* _Document extract_:
╭──

# Study questions fat and heart disease link..



## ninny (Dec 12, 2005)

Interesting reading..

"For decades, health officials have urged the public to avoid saturated fat as much as possible, saying it should be replaced with the unsaturated fats in foods like nuts, fish, seeds and vegetable oils.
But the new research, published on Monday in the journal Annals of Internal Medicine, did not find that people who ate higher levels of saturated fat had more heart disease than those who ate less. Nor did it find less disease in those eating higher amounts of unsaturated fat, including monounsaturated fat like olive oil or polyunsaturated fat like corn oil."

http://well.blogs.nytimes.com/2014/...eart-disease-link/?_php=true&_type=blogs&_r=0

.


----------



## topofmountain (Nov 1, 2013)

I don't believe any of the stuff that most of these studies say. Back in the 50s the Government got involved in what we should & shouldn't eat what is good & not good for us. Most of it was based on theory not scientific facts. It remains to this day.
I follow a time tested saying, that my mother taught me when I was young & she lived into he 90s "EVERYTHING IN MODERATION".
I have yet to see most of all these studies not be challenged or disproved in time. Because most are not done using proven scientific facts.
Did you know that lower cholesterol in peoples diets in the 50s caused weight gain. That is less fat caused more weight. 

But having said that. I would be more inclined to believe what you posted as true based off all my studies dating back into the 50s when Ike had his heart attack & the Government's attack on fat, meats, cholesterol etc, & their involvement in food, diets, what we eat.


----------



## unregistered97395 (Feb 28, 2011)

I've always suspected the reason fats were being linked to heart disease was because people were eating tons of partially hydrogenated fats (like margarine) and tons of trans-fats. 

It bears noting that margarine and most other foods made with trans-fats and partially hydrogenated fats were hawked as healthier than butter, etc., so most people replaced butter, etc., with them. And heart disease rose right along with the corresponding use of transfats, etc.

Thankfully, I came from a family chock full of heart patients and noticed at a young age my dad ate meat and fat and butter and 2% milk and lived into his 80's, despite having had a heart attack in his 30's. Something clicked for me, and I dumped the fake stuff shortly thereafter. Result? No heart disease here, and I practically live on fat---the real kind!

╰──

* _Problems to work on_:
1. In the forum thread about saturated fat and heart disease, rewrite the passage starting at "I don't believe" and ending at "to this day.", replacing "theory" with "speculation".
2. Continue the forum thread about saturated fat and heart disease from where it stops.

* _Data for analysis_:

╭──

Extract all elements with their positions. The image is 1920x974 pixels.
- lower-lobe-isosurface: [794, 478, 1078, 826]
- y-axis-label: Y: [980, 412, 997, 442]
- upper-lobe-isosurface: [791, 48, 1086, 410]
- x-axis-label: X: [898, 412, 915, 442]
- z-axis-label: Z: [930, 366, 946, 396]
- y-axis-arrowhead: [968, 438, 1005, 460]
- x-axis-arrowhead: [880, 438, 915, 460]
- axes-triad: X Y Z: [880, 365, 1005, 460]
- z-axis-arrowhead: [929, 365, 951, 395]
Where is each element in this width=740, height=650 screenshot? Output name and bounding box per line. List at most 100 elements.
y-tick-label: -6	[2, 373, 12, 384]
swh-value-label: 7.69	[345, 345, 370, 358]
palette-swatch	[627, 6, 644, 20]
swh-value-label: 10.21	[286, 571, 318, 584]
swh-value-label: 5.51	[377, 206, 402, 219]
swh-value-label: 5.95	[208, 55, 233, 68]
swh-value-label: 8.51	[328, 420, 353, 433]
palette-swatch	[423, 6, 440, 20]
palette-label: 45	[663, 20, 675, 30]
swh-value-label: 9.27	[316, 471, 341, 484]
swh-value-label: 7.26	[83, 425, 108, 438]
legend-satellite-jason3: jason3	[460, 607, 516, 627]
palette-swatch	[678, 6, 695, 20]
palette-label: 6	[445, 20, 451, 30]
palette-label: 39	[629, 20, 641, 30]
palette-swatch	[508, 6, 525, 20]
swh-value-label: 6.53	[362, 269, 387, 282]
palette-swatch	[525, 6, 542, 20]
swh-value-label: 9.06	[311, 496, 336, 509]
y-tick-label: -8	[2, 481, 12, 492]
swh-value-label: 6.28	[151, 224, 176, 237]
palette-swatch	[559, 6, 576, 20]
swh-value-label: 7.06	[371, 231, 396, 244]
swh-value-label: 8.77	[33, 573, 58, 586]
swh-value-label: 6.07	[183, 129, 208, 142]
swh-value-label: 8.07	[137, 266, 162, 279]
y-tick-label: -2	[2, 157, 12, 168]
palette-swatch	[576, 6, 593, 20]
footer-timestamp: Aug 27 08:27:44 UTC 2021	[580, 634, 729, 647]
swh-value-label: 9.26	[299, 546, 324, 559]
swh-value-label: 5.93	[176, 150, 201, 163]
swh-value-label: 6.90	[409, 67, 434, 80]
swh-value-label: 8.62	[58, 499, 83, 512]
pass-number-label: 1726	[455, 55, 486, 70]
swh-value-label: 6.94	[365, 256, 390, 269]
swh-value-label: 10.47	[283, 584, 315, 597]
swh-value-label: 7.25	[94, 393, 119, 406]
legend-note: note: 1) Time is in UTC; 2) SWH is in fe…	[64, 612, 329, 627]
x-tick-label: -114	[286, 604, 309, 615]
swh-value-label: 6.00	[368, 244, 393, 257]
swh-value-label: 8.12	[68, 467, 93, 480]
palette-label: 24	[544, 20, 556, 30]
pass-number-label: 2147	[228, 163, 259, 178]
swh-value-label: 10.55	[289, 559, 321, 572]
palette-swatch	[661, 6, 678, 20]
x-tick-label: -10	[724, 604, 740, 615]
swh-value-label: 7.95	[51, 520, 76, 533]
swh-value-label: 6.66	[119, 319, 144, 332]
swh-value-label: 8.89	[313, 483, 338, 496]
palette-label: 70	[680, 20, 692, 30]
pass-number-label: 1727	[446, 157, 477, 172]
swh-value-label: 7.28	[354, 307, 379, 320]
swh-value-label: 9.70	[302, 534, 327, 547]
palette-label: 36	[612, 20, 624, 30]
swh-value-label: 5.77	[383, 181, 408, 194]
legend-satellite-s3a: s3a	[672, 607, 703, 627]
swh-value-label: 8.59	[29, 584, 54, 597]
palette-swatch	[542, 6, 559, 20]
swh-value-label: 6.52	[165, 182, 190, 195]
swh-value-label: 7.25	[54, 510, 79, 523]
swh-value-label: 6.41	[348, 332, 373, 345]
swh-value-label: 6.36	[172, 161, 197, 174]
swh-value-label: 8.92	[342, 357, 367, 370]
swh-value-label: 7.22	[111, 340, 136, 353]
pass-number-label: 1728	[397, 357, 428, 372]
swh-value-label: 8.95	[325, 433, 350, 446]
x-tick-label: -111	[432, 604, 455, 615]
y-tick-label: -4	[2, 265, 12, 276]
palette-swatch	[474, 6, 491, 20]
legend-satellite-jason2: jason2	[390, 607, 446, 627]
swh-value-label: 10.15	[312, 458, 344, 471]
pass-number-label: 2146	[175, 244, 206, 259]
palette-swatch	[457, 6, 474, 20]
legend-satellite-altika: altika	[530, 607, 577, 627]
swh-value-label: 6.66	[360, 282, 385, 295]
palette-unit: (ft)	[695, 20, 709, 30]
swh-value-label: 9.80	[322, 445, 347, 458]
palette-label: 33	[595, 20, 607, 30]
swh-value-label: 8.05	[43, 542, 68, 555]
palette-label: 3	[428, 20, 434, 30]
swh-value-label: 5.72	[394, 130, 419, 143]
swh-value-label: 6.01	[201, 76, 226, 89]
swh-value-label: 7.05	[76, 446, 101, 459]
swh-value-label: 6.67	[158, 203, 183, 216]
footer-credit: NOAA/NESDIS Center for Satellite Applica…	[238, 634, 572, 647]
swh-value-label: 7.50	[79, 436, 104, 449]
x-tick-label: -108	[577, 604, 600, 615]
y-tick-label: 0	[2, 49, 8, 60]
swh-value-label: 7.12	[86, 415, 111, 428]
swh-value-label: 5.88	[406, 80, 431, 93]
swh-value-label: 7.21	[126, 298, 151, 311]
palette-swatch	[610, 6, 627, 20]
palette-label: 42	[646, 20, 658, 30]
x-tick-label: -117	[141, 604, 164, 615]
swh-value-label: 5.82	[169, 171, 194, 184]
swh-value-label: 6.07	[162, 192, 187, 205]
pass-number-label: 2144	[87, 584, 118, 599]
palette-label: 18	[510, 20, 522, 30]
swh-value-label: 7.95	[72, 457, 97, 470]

╰──

* _Replies_:
1.
I don't believe any of the stuff that most of these studies say. Back in the 50s the Government got involved in what we should & shouldn't eat what is good & not good for us. Most of it was based on speculation not scientific facts. It remains to this day.

2.
----------



## TenBusyBees (Jun 15, 2011)

A few years back there was a woman on the news who was celebrating her 106th birthday. When asked what her secret to longivity was, she smiled sweetly and replied, "real butter and cream everyday."


----------



## PrairieBelle22 (Nov 17, 2006)

I have done the genealogy research on my family and found that 75, 100, and 150 years ago it was not uncommon for my ancestors to live 90 to 100+ years. My great grandmother lived into her mid 90s, grandmother died at age 88, mother died at age 76. And most of my mother's generation died in their 70's and 80's. And I now see my cousins dying in their 60's and very poor health (heart disease and diabetes) onset in their 50's. These are active and hard working people. Most all of them tall and thin. But it is unbelievable the pills they ingest in a day. 

IMO, the over processed diet and the over medication is the most detrimental to our health and shortening the lifespan of my family members.

Belle


----------



## topofmountain (Nov 1, 2013)

nowherewoman said:


> I've always suspected the reason fats were being linked to heart disease was because people were eating tons of partially hydrogenated fats (like margarine) and tons of trans-fats.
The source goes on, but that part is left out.